**Problem description**: Rewrite the lines below, swapping every "Polygon shape" for "Polygon outline" and keeping everything else as it is.

[Region annotation records]
* * *

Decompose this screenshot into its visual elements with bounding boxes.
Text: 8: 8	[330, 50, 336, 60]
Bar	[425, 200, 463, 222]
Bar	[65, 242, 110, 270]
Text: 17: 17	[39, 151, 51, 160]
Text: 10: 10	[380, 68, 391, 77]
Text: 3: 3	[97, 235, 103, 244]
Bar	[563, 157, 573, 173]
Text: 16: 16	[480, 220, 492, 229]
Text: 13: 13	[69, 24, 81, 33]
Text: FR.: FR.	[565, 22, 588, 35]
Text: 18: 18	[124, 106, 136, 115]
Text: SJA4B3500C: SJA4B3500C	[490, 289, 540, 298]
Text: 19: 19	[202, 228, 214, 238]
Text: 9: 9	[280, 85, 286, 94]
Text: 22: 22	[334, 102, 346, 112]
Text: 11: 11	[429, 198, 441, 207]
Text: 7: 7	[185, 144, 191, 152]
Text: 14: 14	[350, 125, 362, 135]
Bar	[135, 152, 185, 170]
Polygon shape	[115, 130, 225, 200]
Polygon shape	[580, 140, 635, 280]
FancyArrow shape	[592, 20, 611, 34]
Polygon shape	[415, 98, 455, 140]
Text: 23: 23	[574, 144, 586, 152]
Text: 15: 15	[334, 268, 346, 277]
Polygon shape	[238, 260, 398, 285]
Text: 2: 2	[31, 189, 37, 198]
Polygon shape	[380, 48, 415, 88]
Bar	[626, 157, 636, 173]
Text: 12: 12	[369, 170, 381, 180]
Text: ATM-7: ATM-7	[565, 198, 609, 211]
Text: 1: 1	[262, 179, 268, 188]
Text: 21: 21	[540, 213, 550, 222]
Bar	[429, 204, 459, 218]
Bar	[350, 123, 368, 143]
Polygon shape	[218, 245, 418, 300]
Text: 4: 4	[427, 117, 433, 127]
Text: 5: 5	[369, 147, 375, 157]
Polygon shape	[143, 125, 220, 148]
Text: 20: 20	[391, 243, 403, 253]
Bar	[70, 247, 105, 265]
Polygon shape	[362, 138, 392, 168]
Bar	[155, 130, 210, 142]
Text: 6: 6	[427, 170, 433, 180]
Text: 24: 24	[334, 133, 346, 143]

* * *

**Solution to this exercise**:
Decompose this screenshot into its visual elements with bounding boxes.
Text: 8: 8	[330, 50, 336, 60]
Bar	[425, 200, 463, 222]
Bar	[65, 242, 110, 270]
Text: 17: 17	[39, 151, 51, 160]
Text: 10: 10	[380, 68, 391, 77]
Text: 3: 3	[97, 235, 103, 244]
Bar	[563, 157, 573, 173]
Text: 16: 16	[480, 220, 492, 229]
Text: 13: 13	[69, 24, 81, 33]
Text: FR.: FR.	[565, 22, 588, 35]
Text: 18: 18	[124, 106, 136, 115]
Text: SJA4B3500C: SJA4B3500C	[490, 289, 540, 298]
Text: 19: 19	[202, 228, 214, 238]
Text: 9: 9	[280, 85, 286, 94]
Text: 22: 22	[334, 102, 346, 112]
Text: 11: 11	[429, 198, 441, 207]
Text: 7: 7	[185, 144, 191, 152]
Text: 14: 14	[350, 125, 362, 135]
Bar	[135, 152, 185, 170]
Polygon outline	[115, 130, 225, 200]
Polygon outline	[580, 140, 635, 280]
FancyArrow shape	[592, 20, 611, 34]
Polygon outline	[415, 98, 455, 140]
Text: 23: 23	[574, 144, 586, 152]
Text: 15: 15	[334, 268, 346, 277]
Polygon outline	[238, 260, 398, 285]
Text: 2: 2	[31, 189, 37, 198]
Polygon outline	[380, 48, 415, 88]
Bar	[626, 157, 636, 173]
Text: 12: 12	[369, 170, 381, 180]
Text: ATM-7: ATM-7	[565, 198, 609, 211]
Text: 1: 1	[262, 179, 268, 188]
Text: 21: 21	[540, 213, 550, 222]
Bar	[429, 204, 459, 218]
Bar	[350, 123, 368, 143]
Polygon outline	[218, 245, 418, 300]
Text: 4: 4	[427, 117, 433, 127]
Text: 5: 5	[369, 147, 375, 157]
Polygon outline	[143, 125, 220, 148]
Text: 20: 20	[391, 243, 403, 253]
Bar	[70, 247, 105, 265]
Polygon outline	[362, 138, 392, 168]
Bar	[155, 130, 210, 142]
Text: 6: 6	[427, 170, 433, 180]
Text: 24: 24	[334, 133, 346, 143]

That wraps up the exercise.